═════ MATERIAL FOR THIS TASK ═════

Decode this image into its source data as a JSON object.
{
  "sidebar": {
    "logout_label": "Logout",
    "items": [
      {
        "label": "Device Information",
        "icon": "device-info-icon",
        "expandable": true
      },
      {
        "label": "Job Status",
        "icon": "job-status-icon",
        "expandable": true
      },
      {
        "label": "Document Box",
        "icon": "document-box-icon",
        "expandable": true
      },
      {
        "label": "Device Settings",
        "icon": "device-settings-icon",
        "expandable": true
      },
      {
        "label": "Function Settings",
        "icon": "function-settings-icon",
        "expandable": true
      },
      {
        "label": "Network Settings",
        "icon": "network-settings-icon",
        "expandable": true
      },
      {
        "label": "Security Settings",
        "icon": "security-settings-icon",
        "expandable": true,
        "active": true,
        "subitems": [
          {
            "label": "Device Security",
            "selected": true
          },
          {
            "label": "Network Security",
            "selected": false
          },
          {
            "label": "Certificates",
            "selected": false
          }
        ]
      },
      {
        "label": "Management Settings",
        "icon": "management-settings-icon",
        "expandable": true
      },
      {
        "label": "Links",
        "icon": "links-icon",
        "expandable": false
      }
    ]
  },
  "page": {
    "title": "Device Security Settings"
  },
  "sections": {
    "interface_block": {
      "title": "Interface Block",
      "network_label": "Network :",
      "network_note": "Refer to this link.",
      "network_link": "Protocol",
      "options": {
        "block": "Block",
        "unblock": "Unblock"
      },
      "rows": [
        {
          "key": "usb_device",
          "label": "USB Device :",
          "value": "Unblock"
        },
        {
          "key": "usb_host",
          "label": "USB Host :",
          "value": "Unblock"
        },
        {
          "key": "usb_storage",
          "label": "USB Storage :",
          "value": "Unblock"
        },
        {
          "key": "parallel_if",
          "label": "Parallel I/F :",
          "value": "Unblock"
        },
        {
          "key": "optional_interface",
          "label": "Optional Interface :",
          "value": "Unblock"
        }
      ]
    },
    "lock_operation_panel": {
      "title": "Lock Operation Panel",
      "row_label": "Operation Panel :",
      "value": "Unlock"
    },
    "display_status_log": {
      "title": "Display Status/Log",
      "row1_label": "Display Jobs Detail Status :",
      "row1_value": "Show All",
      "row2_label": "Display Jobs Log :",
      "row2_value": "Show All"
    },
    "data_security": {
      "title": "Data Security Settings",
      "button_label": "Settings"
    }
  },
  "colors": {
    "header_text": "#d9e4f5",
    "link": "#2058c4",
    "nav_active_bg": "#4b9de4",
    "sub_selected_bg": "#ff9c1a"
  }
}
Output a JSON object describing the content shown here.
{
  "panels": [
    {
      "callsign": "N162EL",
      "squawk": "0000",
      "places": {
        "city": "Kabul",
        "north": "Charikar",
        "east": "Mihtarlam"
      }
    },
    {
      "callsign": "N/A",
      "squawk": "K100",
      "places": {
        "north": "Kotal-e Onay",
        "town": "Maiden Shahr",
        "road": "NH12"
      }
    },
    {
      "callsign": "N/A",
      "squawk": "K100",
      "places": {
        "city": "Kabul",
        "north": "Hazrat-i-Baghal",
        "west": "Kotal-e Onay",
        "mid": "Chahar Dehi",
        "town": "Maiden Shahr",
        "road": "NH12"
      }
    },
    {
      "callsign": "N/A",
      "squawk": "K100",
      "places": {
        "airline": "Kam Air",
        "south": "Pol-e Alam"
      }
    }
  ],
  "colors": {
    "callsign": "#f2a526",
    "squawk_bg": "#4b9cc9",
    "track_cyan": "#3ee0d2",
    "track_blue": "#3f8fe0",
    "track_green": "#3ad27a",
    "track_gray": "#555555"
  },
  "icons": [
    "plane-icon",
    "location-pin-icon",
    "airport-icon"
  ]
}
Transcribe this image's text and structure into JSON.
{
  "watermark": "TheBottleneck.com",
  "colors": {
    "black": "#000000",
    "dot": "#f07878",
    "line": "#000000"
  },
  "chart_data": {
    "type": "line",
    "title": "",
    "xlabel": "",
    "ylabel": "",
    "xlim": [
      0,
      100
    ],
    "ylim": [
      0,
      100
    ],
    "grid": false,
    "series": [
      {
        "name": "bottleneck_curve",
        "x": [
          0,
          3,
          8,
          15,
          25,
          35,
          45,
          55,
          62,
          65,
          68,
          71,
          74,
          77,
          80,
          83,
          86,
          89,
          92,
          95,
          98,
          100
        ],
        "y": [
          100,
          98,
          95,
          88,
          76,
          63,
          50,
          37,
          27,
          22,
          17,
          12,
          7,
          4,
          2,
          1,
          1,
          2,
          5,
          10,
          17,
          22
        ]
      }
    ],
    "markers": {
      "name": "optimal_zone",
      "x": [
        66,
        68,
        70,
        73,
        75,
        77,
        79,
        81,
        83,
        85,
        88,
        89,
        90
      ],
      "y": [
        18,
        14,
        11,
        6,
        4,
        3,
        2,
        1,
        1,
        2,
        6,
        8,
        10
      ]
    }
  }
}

═════

* **PROBLEM TO SOLVE**
Tally how many lines of the data include the word "JSON". Write the number and nothing else.

* **SOLUTION TO THIS EXERCISE**
3